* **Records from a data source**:
◆ ◆ ◆ ◆ ◆ ◆ ◆

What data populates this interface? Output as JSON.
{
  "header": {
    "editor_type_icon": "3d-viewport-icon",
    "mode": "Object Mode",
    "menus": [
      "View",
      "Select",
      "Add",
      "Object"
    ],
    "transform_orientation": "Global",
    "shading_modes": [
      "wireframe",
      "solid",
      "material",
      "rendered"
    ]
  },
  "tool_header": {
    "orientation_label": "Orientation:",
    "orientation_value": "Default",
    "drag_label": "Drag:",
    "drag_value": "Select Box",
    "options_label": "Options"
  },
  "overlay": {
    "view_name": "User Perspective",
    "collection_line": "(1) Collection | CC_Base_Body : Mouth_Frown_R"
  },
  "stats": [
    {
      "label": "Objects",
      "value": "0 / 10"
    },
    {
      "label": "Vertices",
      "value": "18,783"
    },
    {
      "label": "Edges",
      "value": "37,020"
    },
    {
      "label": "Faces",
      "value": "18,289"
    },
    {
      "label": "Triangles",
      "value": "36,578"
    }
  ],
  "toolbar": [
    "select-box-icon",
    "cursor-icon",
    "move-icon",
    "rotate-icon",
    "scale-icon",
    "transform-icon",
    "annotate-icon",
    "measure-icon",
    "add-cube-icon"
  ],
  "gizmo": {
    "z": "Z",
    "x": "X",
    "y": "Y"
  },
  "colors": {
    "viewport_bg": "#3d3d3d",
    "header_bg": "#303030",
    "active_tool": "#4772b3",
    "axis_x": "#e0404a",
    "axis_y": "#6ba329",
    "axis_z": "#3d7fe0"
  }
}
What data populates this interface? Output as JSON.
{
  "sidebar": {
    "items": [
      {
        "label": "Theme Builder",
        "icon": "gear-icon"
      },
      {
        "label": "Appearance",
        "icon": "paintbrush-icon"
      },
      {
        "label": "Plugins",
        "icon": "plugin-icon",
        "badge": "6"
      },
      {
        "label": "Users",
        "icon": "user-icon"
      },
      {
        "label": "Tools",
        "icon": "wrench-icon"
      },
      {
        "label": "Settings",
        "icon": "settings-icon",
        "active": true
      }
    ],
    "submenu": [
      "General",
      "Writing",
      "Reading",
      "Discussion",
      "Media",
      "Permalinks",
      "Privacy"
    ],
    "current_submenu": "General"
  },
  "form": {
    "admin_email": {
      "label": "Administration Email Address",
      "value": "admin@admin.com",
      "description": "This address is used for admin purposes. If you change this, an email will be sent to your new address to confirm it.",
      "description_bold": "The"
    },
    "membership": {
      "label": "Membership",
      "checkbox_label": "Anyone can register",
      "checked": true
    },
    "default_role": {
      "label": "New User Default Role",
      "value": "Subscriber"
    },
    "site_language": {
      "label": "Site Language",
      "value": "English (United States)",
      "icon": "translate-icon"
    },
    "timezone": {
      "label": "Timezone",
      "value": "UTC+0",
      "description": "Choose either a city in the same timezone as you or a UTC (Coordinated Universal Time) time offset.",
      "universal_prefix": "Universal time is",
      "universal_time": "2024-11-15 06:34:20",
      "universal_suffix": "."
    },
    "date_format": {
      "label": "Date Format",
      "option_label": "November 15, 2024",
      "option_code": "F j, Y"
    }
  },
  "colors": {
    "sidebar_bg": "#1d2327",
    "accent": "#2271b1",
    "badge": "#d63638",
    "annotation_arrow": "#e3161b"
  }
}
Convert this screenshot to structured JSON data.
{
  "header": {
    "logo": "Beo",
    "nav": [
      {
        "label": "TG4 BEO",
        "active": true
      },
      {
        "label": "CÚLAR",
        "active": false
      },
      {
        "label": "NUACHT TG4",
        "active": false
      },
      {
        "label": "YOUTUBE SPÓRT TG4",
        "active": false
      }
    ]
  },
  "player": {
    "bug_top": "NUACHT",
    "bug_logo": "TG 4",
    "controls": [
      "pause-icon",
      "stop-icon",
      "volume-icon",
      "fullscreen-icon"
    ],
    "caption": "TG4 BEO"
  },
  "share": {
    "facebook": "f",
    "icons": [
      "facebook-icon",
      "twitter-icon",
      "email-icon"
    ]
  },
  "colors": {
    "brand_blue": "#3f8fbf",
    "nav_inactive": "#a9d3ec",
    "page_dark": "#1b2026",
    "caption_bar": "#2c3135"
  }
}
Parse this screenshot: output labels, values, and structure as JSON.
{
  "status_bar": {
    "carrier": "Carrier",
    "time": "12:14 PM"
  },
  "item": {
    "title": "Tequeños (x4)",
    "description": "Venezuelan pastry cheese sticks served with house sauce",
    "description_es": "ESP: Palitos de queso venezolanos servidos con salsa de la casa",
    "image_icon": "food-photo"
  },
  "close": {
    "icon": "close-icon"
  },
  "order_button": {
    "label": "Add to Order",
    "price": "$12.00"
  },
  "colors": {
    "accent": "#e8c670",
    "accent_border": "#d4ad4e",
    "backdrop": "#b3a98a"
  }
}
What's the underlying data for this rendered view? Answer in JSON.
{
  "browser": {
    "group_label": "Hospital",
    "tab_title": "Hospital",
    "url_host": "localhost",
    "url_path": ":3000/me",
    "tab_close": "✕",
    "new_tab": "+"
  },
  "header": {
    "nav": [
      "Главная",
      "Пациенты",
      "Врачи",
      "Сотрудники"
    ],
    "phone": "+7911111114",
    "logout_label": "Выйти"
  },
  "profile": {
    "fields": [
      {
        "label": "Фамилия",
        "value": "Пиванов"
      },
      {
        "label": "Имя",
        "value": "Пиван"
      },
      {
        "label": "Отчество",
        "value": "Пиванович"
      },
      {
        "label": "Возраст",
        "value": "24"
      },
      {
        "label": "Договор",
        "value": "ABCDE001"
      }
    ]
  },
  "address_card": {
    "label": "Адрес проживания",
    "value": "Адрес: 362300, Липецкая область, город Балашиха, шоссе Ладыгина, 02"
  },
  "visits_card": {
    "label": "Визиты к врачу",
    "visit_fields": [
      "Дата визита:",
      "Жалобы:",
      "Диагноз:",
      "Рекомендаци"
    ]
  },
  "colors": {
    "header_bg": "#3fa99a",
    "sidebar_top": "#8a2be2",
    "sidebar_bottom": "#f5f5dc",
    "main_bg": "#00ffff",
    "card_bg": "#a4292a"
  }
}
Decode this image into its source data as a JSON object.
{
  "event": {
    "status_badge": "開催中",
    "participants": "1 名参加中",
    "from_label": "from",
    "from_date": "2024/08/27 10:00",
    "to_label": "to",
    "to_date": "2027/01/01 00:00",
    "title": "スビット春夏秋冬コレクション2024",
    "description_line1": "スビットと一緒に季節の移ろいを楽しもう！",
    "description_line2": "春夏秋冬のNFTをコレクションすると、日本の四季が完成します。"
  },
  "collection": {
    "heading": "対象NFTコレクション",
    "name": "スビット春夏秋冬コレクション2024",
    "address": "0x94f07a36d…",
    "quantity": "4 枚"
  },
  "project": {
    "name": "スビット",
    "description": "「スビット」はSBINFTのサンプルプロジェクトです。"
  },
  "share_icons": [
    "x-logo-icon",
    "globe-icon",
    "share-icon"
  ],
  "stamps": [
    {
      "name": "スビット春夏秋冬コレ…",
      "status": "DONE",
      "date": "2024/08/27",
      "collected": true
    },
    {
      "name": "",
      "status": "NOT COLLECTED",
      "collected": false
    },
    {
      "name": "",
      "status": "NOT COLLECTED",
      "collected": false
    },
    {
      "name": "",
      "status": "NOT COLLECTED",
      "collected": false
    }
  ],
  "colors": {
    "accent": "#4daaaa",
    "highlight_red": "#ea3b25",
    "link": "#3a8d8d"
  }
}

◆ ◆ ◆ ◆ ◆ ◆ ◆

* **Task requirements**:
Transcribe the records above exactly as they appear.

* **Full answer**:
What data populates this interface? Output as JSON.
{
  "header": {
    "editor_type_icon": "3d-viewport-icon",
    "mode": "Object Mode",
    "menus": [
      "View",
      "Select",
      "Add",
      "Object"
    ],
    "transform_orientation": "Global",
    "shading_modes": [
      "wireframe",
      "solid",
      "material",
      "rendered"
    ]
  },
  "tool_header": {
    "orientation_label": "Orientation:",
    "orientation_value": "Default",
    "drag_label": "Drag:",
    "drag_value": "Select Box",
    "options_label": "Options"
  },
  "overlay": {
    "view_name": "User Perspective",
    "collection_line": "(1) Collection | CC_Base_Body : Mouth_Frown_R"
  },
  "stats": [
    {
      "label": "Objects",
      "value": "0 / 10"
    },
    {
      "label": "Vertices",
      "value": "18,783"
    },
    {
      "label": "Edges",
      "value": "37,020"
    },
    {
      "label": "Faces",
      "value": "18,289"
    },
    {
      "label": "Triangles",
      "value": "36,578"
    }
  ],
  "toolbar": [
    "select-box-icon",
    "cursor-icon",
    "move-icon",
    "rotate-icon",
    "scale-icon",
    "transform-icon",
    "annotate-icon",
    "measure-icon",
    "add-cube-icon"
  ],
  "gizmo": {
    "z": "Z",
    "x": "X",
    "y": "Y"
  },
  "colors": {
    "viewport_bg": "#3d3d3d",
    "header_bg": "#303030",
    "active_tool": "#4772b3",
    "axis_x": "#e0404a",
    "axis_y": "#6ba329",
    "axis_z": "#3d7fe0"
  }
}
What data populates this interface? Output as JSON.
{
  "sidebar": {
    "items": [
      {
        "label": "Theme Builder",
        "icon": "gear-icon"
      },
      {
        "label": "Appearance",
        "icon": "paintbrush-icon"
      },
      {
        "label": "Plugins",
        "icon": "plugin-icon",
        "badge": "6"
      },
      {
        "label": "Users",
        "icon": "user-icon"
      },
      {
        "label": "Tools",
        "icon": "wrench-icon"
      },
      {
        "label": "Settings",
        "icon": "settings-icon",
        "active": true
      }
    ],
    "submenu": [
      "General",
      "Writing",
      "Reading",
      "Discussion",
      "Media",
      "Permalinks",
      "Privacy"
    ],
    "current_submenu": "General"
  },
  "form": {
    "admin_email": {
      "label": "Administration Email Address",
      "value": "admin@admin.com",
      "description": "This address is used for admin purposes. If you change this, an email will be sent to your new address to confirm it.",
      "description_bold": "The"
    },
    "membership": {
      "label": "Membership",
      "checkbox_label": "Anyone can register",
      "checked": true
    },
    "default_role": {
      "label": "New User Default Role",
      "value": "Subscriber"
    },
    "site_language": {
      "label": "Site Language",
      "value": "English (United States)",
      "icon": "translate-icon"
    },
    "timezone": {
      "label": "Timezone",
      "value": "UTC+0",
      "description": "Choose either a city in the same timezone as you or a UTC (Coordinated Universal Time) time offset.",
      "universal_prefix": "Universal time is",
      "universal_time": "2024-11-15 06:34:20",
      "universal_suffix": "."
    },
    "date_format": {
      "label": "Date Format",
      "option_label": "November 15, 2024",
      "option_code": "F j, Y"
    }
  },
  "colors": {
    "sidebar_bg": "#1d2327",
    "accent": "#2271b1",
    "badge": "#d63638",
    "annotation_arrow": "#e3161b"
  }
}
Convert this screenshot to structured JSON data.
{
  "header": {
    "logo": "Beo",
    "nav": [
      {
        "label": "TG4 BEO",
        "active": true
      },
      {
        "label": "CÚLAR",
        "active": false
      },
      {
        "label": "NUACHT TG4",
        "active": false
      },
      {
        "label": "YOUTUBE SPÓRT TG4",
        "active": false
      }
    ]
  },
  "player": {
    "bug_top": "NUACHT",
    "bug_logo": "TG 4",
    "controls": [
      "pause-icon",
      "stop-icon",
      "volume-icon",
      "fullscreen-icon"
    ],
    "caption": "TG4 BEO"
  },
  "share": {
    "facebook": "f",
    "icons": [
      "facebook-icon",
      "twitter-icon",
      "email-icon"
    ]
  },
  "colors": {
    "brand_blue": "#3f8fbf",
    "nav_inactive": "#a9d3ec",
    "page_dark": "#1b2026",
    "caption_bar": "#2c3135"
  }
}
Parse this screenshot: output labels, values, and structure as JSON.
{
  "status_bar": {
    "carrier": "Carrier",
    "time": "12:14 PM"
  },
  "item": {
    "title": "Tequeños (x4)",
    "description": "Venezuelan pastry cheese sticks served with house sauce",
    "description_es": "ESP: Palitos de queso venezolanos servidos con salsa de la casa",
    "image_icon": "food-photo"
  },
  "close": {
    "icon": "close-icon"
  },
  "order_button": {
    "label": "Add to Order",
    "price": "$12.00"
  },
  "colors": {
    "accent": "#e8c670",
    "accent_border": "#d4ad4e",
    "backdrop": "#b3a98a"
  }
}
What's the underlying data for this rendered view? Answer in JSON.
{
  "browser": {
    "group_label": "Hospital",
    "tab_title": "Hospital",
    "url_host": "localhost",
    "url_path": ":3000/me",
    "tab_close": "✕",
    "new_tab": "+"
  },
  "header": {
    "nav": [
      "Главная",
      "Пациенты",
      "Врачи",
      "Сотрудники"
    ],
    "phone": "+7911111114",
    "logout_label": "Выйти"
  },
  "profile": {
    "fields": [
      {
        "label": "Фамилия",
        "value": "Пиванов"
      },
      {
        "label": "Имя",
        "value": "Пиван"
      },
      {
        "label": "Отчество",
        "value": "Пиванович"
      },
      {
        "label": "Возраст",
        "value": "24"
      },
      {
        "label": "Договор",
        "value": "ABCDE001"
      }
    ]
  },
  "address_card": {
    "label": "Адрес проживания",
    "value": "Адрес: 362300, Липецкая область, город Балашиха, шоссе Ладыгина, 02"
  },
  "visits_card": {
    "label": "Визиты к врачу",
    "visit_fields": [
      "Дата визита:",
      "Жалобы:",
      "Диагноз:",
      "Рекомендаци"
    ]
  },
  "colors": {
    "header_bg": "#3fa99a",
    "sidebar_top": "#8a2be2",
    "sidebar_bottom": "#f5f5dc",
    "main_bg": "#00ffff",
    "card_bg": "#a4292a"
  }
}
Decode this image into its source data as a JSON object.
{
  "event": {
    "status_badge": "開催中",
    "participants": "1 名参加中",
    "from_label": "from",
    "from_date": "2024/08/27 10:00",
    "to_label": "to",
    "to_date": "2027/01/01 00:00",
    "title": "スビット春夏秋冬コレクション2024",
    "description_line1": "スビットと一緒に季節の移ろいを楽しもう！",
    "description_line2": "春夏秋冬のNFTをコレクションすると、日本の四季が完成します。"
  },
  "collection": {
    "heading": "対象NFTコレクション",
    "name": "スビット春夏秋冬コレクション2024",
    "address": "0x94f07a36d…",
    "quantity": "4 枚"
  },
  "project": {
    "name": "スビット",
    "description": "「スビット」はSBINFTのサンプルプロジェクトです。"
  },
  "share_icons": [
    "x-logo-icon",
    "globe-icon",
    "share-icon"
  ],
  "stamps": [
    {
      "name": "スビット春夏秋冬コレ…",
      "status": "DONE",
      "date": "2024/08/27",
      "collected": true
    },
    {
      "name": "",
      "status": "NOT COLLECTED",
      "collected": false
    },
    {
      "name": "",
      "status": "NOT COLLECTED",
      "collected": false
    },
    {
      "name": "",
      "status": "NOT COLLECTED",
      "collected": false
    }
  ],
  "colors": {
    "accent": "#4daaaa",
    "highlight_red": "#ea3b25",
    "link": "#3a8d8d"
  }
}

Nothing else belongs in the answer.